Short exercise: Return each line of the records with nothing changed, pictures excepted.

==== Dataset records

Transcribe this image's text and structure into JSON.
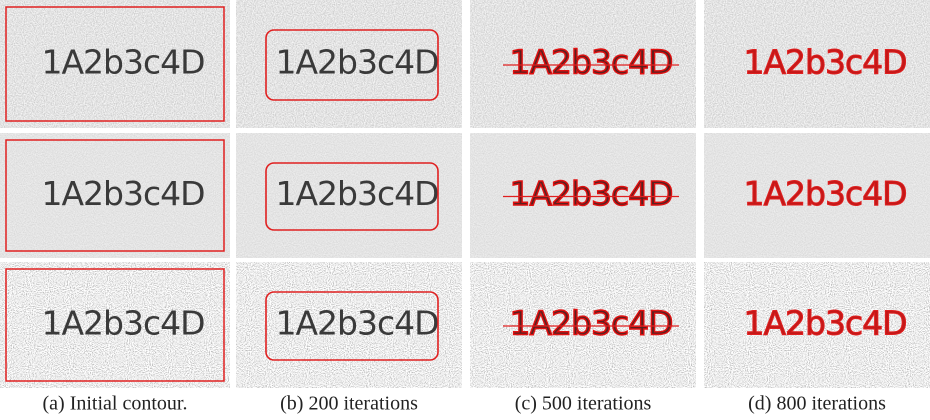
{
  "panels": [
    {
      "caption": "(a) Initial contour.",
      "cells": [
        {
          "text": "1A2b3c4D"
        },
        {
          "text": "1A2b3c4D"
        },
        {
          "text": "1A2b3c4D"
        }
      ]
    },
    {
      "caption": "(b) 200 iterations",
      "cells": [
        {
          "text": "1A2b3c4D"
        },
        {
          "text": "1A2b3c4D"
        },
        {
          "text": "1A2b3c4D"
        }
      ]
    },
    {
      "caption": "(c) 500 iterations",
      "cells": [
        {
          "text": "1A2b3c4D"
        },
        {
          "text": "1A2b3c4D"
        },
        {
          "text": "1A2b3c4D"
        }
      ]
    },
    {
      "caption": "(d) 800 iterations",
      "cells": [
        {
          "text": "1A2b3c4D"
        },
        {
          "text": "1A2b3c4D"
        },
        {
          "text": "1A2b3c4D"
        }
      ]
    }
  ]
}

========

In response:
Transcribe this image's text and structure into JSON.
{
  "panels": [
    {
      "caption": "(a) Initial contour.",
      "cells": [
        {
          "text": "1A2b3c4D"
        },
        {
          "text": "1A2b3c4D"
        },
        {
          "text": "1A2b3c4D"
        }
      ]
    },
    {
      "caption": "(b) 200 iterations",
      "cells": [
        {
          "text": "1A2b3c4D"
        },
        {
          "text": "1A2b3c4D"
        },
        {
          "text": "1A2b3c4D"
        }
      ]
    },
    {
      "caption": "(c) 500 iterations",
      "cells": [
        {
          "text": "1A2b3c4D"
        },
        {
          "text": "1A2b3c4D"
        },
        {
          "text": "1A2b3c4D"
        }
      ]
    },
    {
      "caption": "(d) 800 iterations",
      "cells": [
        {
          "text": "1A2b3c4D"
        },
        {
          "text": "1A2b3c4D"
        },
        {
          "text": "1A2b3c4D"
        }
      ]
    }
  ]
}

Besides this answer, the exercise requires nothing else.